-- START OF Raw data --

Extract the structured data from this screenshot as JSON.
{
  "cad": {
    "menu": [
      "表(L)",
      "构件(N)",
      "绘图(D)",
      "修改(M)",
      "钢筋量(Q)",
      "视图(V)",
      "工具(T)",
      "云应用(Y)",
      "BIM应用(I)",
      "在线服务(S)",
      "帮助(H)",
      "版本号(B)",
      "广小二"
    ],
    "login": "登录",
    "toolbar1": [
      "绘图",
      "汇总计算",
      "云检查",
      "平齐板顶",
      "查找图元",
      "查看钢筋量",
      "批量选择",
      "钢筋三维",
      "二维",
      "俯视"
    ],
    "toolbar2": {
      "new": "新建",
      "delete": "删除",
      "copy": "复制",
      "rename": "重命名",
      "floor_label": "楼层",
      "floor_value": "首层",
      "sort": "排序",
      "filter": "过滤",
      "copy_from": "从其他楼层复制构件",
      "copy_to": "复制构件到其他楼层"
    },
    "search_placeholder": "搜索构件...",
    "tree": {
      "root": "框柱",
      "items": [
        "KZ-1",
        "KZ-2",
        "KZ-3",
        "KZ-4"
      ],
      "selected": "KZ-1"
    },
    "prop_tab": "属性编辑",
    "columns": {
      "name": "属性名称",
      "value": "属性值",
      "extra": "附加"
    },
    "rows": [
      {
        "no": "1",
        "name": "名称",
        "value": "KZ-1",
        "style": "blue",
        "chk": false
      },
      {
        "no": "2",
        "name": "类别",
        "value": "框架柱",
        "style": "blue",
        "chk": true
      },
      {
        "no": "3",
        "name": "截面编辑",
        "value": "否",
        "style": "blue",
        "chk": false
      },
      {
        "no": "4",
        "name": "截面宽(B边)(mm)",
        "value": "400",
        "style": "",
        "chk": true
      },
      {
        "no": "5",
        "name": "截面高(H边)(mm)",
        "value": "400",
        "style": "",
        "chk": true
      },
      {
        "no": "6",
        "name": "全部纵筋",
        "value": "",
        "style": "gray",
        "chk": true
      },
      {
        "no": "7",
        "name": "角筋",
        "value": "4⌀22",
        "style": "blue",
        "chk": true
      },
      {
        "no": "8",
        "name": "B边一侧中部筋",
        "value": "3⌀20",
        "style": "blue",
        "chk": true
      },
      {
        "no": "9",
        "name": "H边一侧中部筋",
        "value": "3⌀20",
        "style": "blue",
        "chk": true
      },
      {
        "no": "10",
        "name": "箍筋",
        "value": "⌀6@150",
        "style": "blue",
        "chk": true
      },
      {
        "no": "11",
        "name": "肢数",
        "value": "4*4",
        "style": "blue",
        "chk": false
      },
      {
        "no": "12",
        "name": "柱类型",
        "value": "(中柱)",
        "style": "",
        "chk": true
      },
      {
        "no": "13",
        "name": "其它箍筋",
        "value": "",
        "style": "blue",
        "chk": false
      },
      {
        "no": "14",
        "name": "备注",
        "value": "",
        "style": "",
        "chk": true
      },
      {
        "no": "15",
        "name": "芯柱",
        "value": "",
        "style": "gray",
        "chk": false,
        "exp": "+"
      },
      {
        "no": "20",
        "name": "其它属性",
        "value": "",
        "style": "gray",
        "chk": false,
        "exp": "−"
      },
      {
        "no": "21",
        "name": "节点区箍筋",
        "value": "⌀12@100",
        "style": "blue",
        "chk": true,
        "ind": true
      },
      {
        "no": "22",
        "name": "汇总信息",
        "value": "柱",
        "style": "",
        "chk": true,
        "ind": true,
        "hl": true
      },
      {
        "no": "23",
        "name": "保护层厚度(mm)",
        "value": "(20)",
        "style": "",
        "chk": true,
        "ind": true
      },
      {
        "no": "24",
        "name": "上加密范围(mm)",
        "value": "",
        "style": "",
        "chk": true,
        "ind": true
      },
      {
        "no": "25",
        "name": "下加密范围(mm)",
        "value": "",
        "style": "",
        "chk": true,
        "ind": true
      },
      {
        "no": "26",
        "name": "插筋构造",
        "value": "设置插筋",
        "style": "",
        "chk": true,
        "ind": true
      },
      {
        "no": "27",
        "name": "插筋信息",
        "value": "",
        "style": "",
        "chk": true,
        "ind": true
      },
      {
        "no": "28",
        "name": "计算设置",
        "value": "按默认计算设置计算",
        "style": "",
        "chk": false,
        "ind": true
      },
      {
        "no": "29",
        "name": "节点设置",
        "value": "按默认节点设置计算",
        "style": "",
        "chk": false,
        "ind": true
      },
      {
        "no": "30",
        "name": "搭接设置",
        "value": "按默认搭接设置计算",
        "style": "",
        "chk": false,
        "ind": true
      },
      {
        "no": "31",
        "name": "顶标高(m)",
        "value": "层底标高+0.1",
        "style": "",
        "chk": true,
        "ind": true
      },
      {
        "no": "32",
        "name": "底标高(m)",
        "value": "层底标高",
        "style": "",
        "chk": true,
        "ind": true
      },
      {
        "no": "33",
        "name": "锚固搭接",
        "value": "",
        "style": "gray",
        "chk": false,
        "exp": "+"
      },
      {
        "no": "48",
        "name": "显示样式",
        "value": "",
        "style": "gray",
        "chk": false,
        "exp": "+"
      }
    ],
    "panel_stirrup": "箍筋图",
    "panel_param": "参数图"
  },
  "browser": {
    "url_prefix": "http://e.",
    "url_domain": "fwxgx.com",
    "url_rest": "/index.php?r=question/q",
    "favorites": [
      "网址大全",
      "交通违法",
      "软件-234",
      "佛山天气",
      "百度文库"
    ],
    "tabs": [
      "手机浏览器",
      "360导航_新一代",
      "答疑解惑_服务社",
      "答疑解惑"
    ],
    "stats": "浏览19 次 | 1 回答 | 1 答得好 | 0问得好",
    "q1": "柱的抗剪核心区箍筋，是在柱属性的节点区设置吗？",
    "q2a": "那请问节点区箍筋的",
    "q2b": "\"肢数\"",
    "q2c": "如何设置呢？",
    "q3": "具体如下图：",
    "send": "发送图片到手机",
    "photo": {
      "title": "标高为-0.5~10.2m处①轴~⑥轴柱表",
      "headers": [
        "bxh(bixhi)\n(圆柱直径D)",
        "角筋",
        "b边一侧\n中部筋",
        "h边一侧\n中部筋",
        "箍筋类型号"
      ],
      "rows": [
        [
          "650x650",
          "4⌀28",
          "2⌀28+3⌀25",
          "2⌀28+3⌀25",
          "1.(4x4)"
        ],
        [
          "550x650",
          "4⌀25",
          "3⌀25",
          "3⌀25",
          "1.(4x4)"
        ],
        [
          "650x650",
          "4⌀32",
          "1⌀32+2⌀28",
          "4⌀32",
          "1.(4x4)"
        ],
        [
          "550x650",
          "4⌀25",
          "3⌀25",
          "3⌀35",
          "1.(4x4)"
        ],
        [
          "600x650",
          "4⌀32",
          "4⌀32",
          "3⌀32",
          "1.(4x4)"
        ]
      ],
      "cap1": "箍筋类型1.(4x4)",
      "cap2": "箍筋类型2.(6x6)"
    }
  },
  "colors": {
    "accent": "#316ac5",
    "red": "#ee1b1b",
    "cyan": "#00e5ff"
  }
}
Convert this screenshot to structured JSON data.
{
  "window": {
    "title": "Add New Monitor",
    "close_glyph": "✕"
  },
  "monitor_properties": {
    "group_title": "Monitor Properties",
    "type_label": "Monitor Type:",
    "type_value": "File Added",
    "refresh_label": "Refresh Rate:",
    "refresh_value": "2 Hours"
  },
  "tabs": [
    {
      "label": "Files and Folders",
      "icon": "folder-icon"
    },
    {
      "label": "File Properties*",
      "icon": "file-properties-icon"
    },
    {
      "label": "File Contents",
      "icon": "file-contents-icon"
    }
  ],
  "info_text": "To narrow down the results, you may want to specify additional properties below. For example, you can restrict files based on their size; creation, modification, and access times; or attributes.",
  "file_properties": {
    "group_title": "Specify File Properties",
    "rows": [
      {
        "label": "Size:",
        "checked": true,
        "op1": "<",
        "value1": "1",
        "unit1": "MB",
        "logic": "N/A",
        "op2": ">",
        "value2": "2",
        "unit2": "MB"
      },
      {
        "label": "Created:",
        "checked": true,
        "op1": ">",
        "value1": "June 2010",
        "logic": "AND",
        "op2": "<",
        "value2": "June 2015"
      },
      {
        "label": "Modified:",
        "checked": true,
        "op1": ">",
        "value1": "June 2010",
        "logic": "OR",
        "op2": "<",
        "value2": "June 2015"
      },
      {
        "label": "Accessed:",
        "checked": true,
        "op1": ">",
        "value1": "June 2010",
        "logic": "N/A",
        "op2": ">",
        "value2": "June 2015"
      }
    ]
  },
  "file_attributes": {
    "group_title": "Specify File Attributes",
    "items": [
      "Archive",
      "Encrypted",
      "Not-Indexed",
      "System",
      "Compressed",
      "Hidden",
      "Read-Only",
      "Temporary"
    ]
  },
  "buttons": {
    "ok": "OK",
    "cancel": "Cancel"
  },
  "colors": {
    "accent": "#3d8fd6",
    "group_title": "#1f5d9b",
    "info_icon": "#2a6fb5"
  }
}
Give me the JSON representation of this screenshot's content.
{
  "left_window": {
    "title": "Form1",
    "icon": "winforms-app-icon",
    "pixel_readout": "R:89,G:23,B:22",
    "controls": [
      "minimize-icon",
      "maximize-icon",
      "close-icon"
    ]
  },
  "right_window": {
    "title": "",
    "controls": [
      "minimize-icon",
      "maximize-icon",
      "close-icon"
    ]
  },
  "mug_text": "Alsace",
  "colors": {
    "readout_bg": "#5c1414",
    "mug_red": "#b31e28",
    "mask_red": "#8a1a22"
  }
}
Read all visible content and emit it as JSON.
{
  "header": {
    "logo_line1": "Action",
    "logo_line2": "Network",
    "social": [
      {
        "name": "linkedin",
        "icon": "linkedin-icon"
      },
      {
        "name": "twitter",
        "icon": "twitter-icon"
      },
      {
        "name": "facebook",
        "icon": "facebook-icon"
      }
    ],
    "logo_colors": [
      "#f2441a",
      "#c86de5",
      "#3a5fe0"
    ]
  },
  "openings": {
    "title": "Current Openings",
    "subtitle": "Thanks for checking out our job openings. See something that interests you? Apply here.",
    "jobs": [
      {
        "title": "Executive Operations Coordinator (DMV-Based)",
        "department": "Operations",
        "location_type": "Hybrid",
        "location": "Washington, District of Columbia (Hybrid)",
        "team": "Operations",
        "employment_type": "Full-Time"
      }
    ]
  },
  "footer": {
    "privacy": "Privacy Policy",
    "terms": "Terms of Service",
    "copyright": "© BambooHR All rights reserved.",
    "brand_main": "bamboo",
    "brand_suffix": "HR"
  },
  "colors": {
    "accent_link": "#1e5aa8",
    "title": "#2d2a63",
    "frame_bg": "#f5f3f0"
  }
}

-- END OF Raw data --

What is required: Using the listing above, locate the lines that hold "JSON" and copy each one.

Final answer:
Extract the structured data from this screenshot as JSON.
Convert this screenshot to structured JSON data.
Give me the JSON representation of this screenshot's content.
Read all visible content and emit it as JSON.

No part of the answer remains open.